Copy out all lines in the data below containing the string "Never".

───── ITEMS ─────

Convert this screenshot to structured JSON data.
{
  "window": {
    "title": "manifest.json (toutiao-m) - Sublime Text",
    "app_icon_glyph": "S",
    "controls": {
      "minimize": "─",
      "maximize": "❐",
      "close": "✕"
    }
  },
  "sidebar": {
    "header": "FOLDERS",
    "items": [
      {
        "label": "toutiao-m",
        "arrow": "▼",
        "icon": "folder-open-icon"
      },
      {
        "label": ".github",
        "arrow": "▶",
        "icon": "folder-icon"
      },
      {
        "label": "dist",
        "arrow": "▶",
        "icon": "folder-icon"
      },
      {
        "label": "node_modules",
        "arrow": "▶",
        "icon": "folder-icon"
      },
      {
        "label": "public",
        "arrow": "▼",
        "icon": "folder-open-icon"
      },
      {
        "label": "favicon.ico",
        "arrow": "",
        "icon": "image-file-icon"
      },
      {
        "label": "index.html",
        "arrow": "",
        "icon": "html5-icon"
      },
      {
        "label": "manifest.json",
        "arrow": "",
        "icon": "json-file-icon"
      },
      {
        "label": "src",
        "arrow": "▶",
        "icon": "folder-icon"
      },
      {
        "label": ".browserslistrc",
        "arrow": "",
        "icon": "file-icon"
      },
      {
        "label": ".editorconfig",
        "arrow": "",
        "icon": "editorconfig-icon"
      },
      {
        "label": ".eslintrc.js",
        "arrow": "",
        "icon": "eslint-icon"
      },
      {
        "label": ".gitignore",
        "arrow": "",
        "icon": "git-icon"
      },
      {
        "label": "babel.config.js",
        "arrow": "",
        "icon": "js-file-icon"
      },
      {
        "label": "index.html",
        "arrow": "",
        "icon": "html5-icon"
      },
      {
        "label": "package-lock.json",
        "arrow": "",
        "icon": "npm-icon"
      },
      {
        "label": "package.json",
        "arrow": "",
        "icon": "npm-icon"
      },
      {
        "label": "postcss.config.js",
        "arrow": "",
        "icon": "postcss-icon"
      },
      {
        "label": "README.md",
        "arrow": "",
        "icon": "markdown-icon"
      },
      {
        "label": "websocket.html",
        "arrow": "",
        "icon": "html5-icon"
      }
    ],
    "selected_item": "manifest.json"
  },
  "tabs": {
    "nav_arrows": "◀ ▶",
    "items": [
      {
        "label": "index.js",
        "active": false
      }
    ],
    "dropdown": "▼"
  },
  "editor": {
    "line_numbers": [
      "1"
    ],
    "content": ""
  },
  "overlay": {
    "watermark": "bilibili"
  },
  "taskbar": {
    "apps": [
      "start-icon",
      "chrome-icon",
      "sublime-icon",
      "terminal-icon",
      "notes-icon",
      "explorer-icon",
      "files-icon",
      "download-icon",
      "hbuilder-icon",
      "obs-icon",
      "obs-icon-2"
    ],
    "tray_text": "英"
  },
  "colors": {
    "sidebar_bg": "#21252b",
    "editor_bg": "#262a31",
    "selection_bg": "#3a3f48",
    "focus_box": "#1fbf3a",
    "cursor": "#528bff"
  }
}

─────
───── ITEMS ─────

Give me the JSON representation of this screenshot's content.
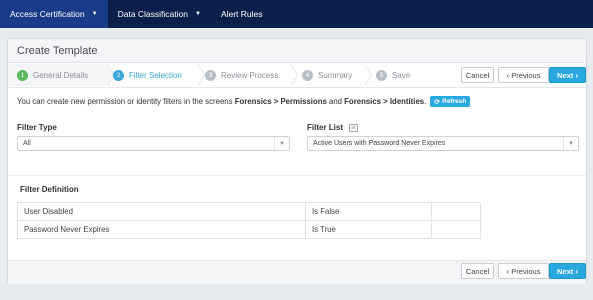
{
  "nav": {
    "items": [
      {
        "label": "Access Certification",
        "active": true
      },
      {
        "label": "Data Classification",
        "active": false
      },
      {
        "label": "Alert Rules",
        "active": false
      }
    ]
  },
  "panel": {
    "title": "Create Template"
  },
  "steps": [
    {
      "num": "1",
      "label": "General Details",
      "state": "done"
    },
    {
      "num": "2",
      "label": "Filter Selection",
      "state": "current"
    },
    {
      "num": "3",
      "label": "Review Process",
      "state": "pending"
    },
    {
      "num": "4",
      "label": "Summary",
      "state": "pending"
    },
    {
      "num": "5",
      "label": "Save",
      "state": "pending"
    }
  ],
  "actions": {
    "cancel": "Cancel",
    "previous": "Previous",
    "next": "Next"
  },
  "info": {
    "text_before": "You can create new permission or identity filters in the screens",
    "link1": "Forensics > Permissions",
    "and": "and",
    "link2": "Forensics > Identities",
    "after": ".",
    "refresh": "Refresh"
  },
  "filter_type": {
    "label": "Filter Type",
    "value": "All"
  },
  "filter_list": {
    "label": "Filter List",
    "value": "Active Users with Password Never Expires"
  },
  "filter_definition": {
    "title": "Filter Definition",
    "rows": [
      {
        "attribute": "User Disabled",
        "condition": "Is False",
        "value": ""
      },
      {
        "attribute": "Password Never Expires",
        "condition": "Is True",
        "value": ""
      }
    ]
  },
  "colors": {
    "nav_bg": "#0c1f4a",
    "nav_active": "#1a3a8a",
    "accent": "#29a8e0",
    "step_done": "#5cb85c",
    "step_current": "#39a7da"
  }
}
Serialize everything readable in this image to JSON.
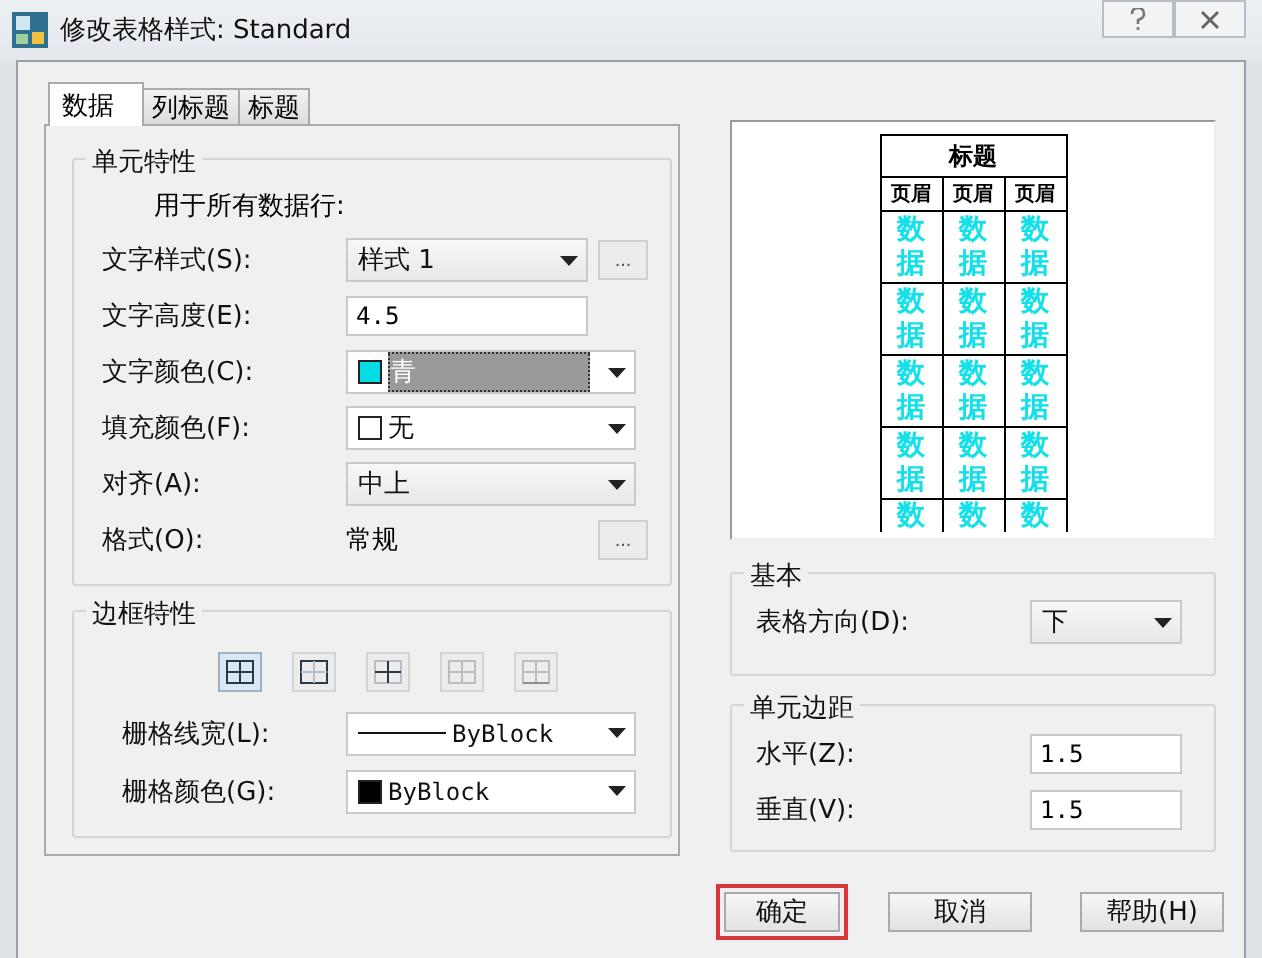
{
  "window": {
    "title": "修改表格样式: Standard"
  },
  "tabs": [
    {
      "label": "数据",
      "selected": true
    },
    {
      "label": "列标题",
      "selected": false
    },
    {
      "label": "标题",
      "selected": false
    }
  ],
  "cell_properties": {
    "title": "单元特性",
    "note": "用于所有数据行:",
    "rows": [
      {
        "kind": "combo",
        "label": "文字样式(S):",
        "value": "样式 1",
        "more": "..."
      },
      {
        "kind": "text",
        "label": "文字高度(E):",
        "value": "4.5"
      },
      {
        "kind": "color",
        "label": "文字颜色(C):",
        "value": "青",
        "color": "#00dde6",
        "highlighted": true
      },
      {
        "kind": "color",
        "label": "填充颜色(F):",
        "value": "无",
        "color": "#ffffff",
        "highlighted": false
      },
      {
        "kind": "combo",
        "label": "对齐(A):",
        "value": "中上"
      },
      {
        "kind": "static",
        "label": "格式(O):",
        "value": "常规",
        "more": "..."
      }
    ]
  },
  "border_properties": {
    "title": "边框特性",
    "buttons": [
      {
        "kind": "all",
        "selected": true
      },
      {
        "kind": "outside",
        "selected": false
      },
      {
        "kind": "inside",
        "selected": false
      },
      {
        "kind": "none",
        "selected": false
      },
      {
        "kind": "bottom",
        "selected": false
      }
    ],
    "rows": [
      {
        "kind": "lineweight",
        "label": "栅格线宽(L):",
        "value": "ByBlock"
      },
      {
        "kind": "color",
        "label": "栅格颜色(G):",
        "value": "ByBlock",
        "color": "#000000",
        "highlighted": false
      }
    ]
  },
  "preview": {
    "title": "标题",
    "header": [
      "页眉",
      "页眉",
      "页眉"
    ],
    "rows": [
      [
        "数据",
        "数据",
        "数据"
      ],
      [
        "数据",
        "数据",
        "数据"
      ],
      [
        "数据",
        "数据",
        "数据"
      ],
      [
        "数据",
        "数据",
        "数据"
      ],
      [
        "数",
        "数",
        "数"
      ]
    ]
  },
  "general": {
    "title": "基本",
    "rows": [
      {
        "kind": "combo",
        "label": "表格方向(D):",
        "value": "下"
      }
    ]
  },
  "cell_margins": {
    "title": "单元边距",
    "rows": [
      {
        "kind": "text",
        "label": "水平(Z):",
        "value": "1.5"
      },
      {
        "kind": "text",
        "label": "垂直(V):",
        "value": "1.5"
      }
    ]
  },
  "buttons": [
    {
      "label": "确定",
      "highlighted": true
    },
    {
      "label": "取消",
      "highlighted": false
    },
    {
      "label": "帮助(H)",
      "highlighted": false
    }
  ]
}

─────

**EXERCISE OUTPUT:**
    "value": "Active Users with Password Never Expires"
        "attribute": "Password Never Expires",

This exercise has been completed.